## REQUIREMENT
What is the number of lines below that contain the word "genom"? Respond with that number alone.

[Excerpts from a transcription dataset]
-------------------------

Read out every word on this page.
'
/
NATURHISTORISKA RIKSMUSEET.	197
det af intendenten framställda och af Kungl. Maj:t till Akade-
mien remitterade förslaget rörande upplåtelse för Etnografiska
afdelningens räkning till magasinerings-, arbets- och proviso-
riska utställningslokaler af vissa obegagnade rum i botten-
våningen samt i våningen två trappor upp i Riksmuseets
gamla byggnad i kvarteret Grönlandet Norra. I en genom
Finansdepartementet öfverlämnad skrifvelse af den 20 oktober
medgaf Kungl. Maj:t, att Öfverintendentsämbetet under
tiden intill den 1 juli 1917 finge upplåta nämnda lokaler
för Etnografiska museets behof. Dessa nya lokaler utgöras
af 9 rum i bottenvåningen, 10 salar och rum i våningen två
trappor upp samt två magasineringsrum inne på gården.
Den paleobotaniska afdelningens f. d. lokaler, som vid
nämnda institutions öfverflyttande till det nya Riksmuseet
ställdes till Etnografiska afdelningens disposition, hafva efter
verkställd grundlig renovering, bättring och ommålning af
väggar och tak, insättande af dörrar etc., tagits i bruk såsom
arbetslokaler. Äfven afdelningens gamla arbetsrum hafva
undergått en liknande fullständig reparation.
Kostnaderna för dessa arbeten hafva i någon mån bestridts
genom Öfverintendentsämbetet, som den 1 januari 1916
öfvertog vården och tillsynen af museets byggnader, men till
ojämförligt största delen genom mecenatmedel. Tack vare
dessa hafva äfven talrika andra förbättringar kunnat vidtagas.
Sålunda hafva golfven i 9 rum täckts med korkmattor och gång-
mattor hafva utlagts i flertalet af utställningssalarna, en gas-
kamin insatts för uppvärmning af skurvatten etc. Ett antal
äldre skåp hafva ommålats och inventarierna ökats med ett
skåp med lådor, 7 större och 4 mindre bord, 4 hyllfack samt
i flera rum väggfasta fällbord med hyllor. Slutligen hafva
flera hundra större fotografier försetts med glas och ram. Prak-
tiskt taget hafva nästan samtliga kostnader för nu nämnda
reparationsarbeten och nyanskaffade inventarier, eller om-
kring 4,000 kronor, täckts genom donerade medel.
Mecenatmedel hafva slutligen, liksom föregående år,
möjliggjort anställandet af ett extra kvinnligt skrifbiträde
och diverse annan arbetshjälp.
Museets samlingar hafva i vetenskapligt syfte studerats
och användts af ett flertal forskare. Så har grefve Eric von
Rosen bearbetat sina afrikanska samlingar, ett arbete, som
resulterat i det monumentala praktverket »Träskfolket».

-------------------------

## RESULT BELOW
4